Challenge: Examine the records and identify each line that includes the string "following". Copy those lines.

═══ Dataset records ═══

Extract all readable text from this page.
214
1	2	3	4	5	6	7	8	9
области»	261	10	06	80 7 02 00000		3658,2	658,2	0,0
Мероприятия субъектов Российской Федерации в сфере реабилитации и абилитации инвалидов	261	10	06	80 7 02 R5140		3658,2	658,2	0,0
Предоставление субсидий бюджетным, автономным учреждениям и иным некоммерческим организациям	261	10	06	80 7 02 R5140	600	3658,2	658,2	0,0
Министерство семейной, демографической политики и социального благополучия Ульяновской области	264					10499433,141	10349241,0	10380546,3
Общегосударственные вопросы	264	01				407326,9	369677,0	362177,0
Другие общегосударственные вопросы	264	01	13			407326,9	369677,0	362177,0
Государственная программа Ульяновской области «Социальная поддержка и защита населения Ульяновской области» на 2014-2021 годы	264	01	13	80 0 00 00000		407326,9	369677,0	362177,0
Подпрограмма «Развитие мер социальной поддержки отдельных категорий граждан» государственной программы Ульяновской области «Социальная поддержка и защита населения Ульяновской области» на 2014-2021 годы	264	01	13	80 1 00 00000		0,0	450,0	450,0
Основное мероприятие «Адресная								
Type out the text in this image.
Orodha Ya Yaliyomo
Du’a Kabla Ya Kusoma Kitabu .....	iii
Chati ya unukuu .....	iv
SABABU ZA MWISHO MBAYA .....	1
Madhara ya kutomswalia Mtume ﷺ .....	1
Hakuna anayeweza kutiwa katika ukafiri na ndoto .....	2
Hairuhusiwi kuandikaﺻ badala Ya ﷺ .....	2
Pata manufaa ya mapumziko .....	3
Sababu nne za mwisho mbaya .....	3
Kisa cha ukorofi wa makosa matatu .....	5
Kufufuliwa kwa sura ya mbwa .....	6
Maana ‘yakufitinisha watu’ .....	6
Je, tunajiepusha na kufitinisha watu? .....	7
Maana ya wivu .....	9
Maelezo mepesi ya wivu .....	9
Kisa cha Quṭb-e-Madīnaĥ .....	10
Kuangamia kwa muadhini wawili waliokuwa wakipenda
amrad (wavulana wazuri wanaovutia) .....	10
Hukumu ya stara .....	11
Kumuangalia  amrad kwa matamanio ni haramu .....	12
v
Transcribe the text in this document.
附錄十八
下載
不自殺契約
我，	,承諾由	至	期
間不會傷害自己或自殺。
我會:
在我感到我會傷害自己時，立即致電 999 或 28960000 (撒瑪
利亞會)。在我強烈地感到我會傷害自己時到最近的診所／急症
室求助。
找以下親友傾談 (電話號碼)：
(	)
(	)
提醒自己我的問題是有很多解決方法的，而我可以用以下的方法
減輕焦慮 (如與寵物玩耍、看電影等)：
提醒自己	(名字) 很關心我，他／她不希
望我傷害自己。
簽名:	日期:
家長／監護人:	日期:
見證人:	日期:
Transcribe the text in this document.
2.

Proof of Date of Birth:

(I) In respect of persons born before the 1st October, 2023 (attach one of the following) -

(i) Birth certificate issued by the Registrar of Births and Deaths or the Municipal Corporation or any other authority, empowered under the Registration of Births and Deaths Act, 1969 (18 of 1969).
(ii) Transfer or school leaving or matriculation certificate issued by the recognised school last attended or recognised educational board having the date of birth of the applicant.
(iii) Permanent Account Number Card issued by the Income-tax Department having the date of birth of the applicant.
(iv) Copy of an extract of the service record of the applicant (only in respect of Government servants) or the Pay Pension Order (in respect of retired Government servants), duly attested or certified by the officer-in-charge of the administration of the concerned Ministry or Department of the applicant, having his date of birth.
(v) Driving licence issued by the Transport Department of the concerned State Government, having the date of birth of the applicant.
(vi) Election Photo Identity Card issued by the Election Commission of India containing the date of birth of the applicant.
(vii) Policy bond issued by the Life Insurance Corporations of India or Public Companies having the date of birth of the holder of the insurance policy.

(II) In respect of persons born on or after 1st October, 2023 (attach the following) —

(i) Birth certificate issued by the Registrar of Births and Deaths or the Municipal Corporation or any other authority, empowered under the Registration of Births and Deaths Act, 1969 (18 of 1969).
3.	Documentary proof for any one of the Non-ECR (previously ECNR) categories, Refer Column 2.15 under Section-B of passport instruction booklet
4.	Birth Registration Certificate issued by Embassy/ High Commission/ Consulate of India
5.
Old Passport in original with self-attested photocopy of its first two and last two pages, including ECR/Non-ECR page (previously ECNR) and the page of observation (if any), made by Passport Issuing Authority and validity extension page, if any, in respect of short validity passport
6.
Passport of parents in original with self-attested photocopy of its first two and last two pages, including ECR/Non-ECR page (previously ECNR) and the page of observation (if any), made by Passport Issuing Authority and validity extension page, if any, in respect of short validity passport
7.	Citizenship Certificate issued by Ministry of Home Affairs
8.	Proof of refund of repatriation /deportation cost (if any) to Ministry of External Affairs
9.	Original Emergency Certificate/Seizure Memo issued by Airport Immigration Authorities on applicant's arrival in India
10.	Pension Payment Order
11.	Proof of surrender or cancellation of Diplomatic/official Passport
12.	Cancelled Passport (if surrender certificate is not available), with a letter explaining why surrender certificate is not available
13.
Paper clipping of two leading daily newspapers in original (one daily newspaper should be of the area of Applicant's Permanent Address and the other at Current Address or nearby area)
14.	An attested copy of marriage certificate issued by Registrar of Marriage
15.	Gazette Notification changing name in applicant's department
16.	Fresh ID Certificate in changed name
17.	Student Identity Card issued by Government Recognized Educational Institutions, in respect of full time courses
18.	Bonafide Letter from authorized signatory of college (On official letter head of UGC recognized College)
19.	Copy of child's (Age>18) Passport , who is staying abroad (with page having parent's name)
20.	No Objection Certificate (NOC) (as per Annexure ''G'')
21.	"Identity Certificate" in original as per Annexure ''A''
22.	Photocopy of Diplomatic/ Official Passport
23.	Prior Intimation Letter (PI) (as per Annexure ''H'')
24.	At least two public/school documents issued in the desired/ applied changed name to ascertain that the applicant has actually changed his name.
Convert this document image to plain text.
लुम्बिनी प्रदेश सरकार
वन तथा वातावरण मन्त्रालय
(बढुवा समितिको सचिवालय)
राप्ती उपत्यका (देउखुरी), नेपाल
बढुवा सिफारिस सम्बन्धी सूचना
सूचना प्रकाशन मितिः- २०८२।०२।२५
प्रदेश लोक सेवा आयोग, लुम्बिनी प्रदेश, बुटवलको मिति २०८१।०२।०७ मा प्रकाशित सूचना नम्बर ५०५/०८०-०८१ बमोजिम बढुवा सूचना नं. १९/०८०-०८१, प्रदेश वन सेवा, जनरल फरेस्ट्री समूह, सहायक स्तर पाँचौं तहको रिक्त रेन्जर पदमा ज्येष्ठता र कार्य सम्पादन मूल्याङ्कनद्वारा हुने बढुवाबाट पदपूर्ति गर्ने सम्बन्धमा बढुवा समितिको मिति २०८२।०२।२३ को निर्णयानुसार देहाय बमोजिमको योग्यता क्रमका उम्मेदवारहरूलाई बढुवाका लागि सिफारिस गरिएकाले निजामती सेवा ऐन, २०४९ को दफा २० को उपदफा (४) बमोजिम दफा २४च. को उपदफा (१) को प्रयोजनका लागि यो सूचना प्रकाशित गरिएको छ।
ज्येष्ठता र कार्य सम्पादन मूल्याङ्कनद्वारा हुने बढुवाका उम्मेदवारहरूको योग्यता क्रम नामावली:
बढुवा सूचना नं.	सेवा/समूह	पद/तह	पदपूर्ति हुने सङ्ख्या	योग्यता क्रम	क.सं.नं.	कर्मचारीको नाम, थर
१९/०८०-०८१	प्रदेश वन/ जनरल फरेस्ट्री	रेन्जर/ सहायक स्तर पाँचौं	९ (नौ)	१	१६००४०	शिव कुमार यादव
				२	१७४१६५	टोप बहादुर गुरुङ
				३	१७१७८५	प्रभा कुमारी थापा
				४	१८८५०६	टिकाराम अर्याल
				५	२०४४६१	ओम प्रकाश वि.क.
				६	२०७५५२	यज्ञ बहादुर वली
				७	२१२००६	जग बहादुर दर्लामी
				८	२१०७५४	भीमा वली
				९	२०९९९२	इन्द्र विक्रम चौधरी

═══

Answer for the task:
(I) In respect of persons born before the 1st October, 2023 (attach one of the following) -
(II) In respect of persons born on or after 1st October, 2023 (attach the following) —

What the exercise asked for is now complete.